## Source passage
╭──
The Cowboys’ defensive coordinator, a proud member of a blitz-crazed family, has an explanation for his conservative play-calling in last week’s whipping by the Seattle Seahawks. Ryan attributes it to circumstances, not a sudden, stunning change in philosophy.
The Cowboys came with five-plus-man pressures on only six of the 25 times that Seattle quarterback Russell Wilson dropped back to pass. That came a week after the Arizona Cardinals rattled the rookie QB by blitzing more than half the time.
“We never got the same game that the Cardinals did,” Ryan said Friday, the first time he’s met with the media since the loss. “If we did, that kid would have woke up missing.”
Few teams have blitzed less often or more efficiently than the Cowboys this season. Ryan expects the efficiency to continue, but he promises that the Cowboys will be an aggressive, attacking defense over the course of the season.
According to ESPN Stats and Information, opposing quarterbacks have completed six of 12 passes for 45 yards and been sacked four times when the Cowboys blitzed this season. If you judge by passer rating, only the Cardinals (59.2) and Texans (58.9) have blitzed better than the Cowboys (59.4). If you go by ESPN’s QBR formula, the Cowboys (2.9) are the best.
Yet the Cowboys are blitzing on a significantly lower percentage of defensive snaps than they did last season. That’s not an intentional adjustment by Ryan.
“We will pressure their quarterback,” Ryan said. “We do play more three-man front football to go along with it, so the quarterback doesn’t just know we’re just a blitz-a-thon like every junior varsity high school football team. We’re not doing that. We’re going to play the efficient way. We prefer efficiency over stupidity, and we’re going to play it right.
“We do have great pressures. We do know when to pressure, we know how to pressure, we know how to attack protections, and that’s what you see with us. Did you see it last week? Well, no.”
Ryan said the Seahawks only lined up in three-receiver sets 10 times all game, running on eight of those occasions. Seattle spent most of the game in two- and three-tight end formations, pounding away on the ground with Marshawn Lynch, dictating down-and-distance situations in the second half.
“I know everybody was wanting to kill their quarterback,” Ryan said. “Believe me, I was wanting to hit the kid, too. They had a plan that wouldn’t allow us to do it: max protect. Any time people are running the ball downhill on you, it’s hard to do anything else until you get that run stopped. We didn’t do a good enough job, but we’re going to get that run handled. I think we have an excellent front. I know we do.
“We’ll be able to attack people the way we want to attack them.”
╰──
Copy word for word the passage of the Cowboys defense article starting at "Few teams have" and ending at "of the season.".

## Provided data
╭──
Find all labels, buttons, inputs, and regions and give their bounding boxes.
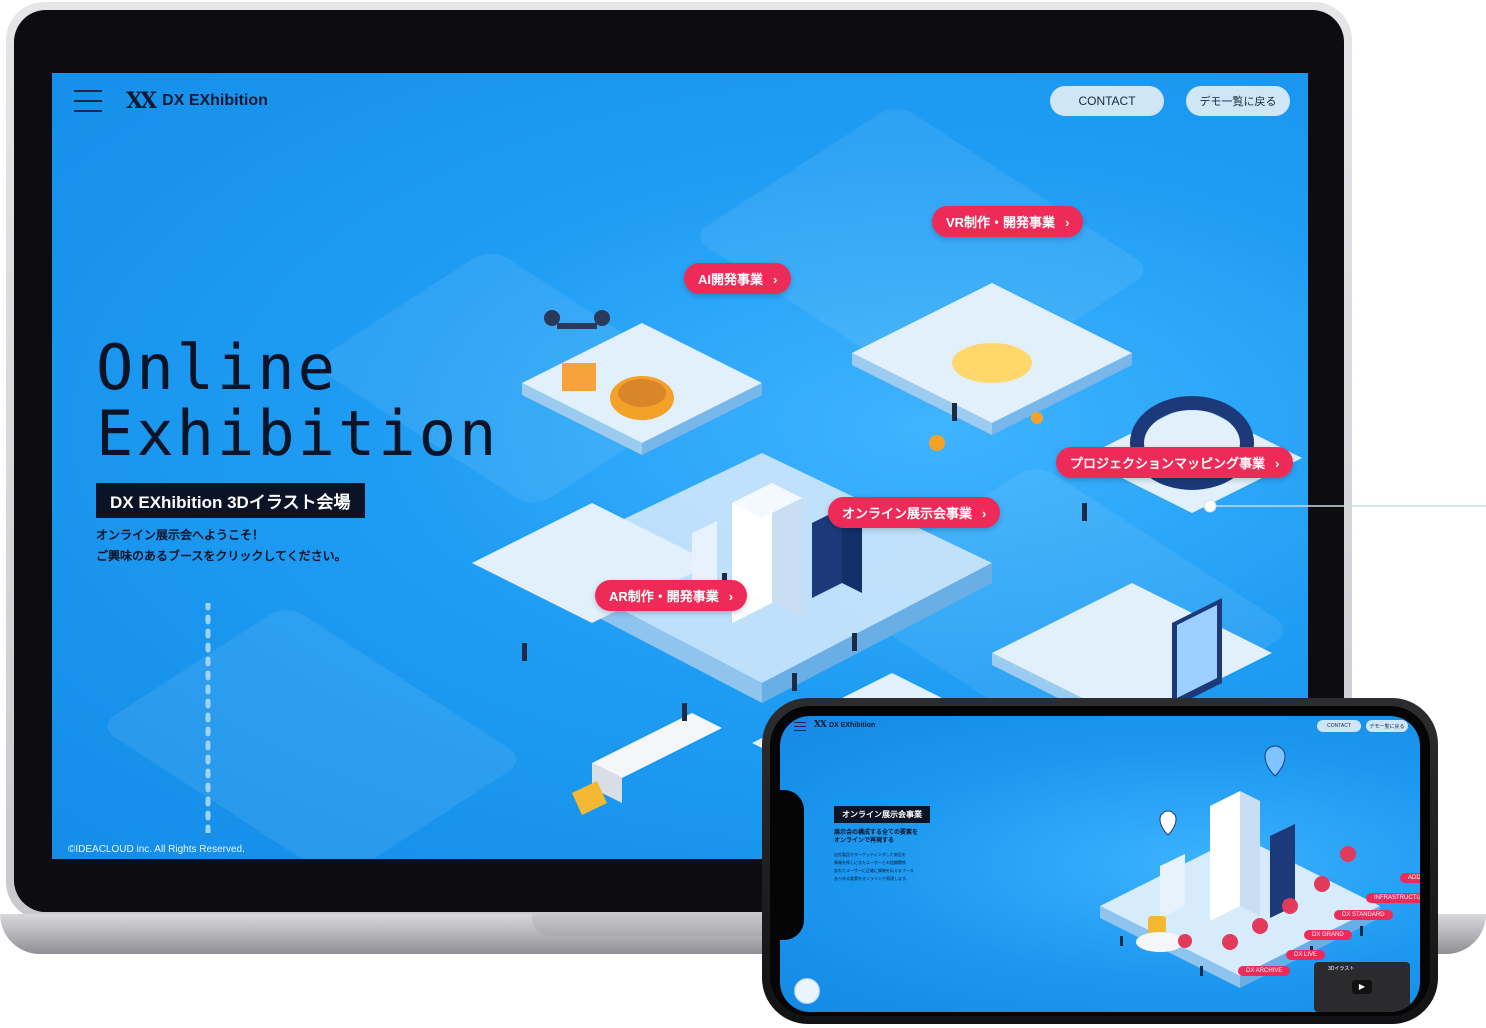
╰──
## Expected answer
Few teams have blitzed less often or more efficiently than the Cowboys this season. Ryan expects the efficiency to continue, but he promises that the Cowboys will be an aggressive, attacking defense over the course of the season.